▶ _Directive_: From the records below, copy every line that contains the word "JSON".

▽

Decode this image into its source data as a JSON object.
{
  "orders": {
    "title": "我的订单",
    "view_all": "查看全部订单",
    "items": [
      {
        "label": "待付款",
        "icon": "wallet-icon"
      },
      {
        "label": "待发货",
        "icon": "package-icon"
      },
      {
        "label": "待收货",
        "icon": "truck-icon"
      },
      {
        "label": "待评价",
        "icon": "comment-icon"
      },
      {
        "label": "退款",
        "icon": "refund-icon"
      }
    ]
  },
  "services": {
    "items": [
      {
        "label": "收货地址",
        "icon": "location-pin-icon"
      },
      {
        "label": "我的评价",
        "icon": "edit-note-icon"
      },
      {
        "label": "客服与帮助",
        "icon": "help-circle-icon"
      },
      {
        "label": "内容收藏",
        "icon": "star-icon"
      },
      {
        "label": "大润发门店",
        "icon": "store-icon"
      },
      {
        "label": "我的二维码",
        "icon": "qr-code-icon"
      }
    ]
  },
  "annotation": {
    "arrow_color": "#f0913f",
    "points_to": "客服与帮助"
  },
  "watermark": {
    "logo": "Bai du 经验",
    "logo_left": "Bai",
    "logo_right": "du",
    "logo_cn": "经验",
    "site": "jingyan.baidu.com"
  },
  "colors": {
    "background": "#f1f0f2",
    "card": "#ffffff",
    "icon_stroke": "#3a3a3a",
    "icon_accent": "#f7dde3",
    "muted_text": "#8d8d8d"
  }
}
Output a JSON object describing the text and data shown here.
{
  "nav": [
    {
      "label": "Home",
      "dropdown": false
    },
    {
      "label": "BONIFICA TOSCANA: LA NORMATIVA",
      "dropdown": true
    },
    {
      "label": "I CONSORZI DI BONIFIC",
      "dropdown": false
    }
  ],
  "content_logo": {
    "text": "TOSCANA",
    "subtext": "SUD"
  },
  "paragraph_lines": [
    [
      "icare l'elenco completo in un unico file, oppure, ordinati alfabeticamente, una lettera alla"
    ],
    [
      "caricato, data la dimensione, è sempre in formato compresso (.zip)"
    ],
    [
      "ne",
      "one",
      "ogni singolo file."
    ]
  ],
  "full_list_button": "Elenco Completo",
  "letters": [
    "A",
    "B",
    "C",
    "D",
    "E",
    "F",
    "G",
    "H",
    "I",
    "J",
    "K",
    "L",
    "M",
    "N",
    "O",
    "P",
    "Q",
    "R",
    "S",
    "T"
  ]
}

△

▶ _Exercise output_:
Decode this image into its source data as a JSON object.
Output a JSON object describing the text and data shown here.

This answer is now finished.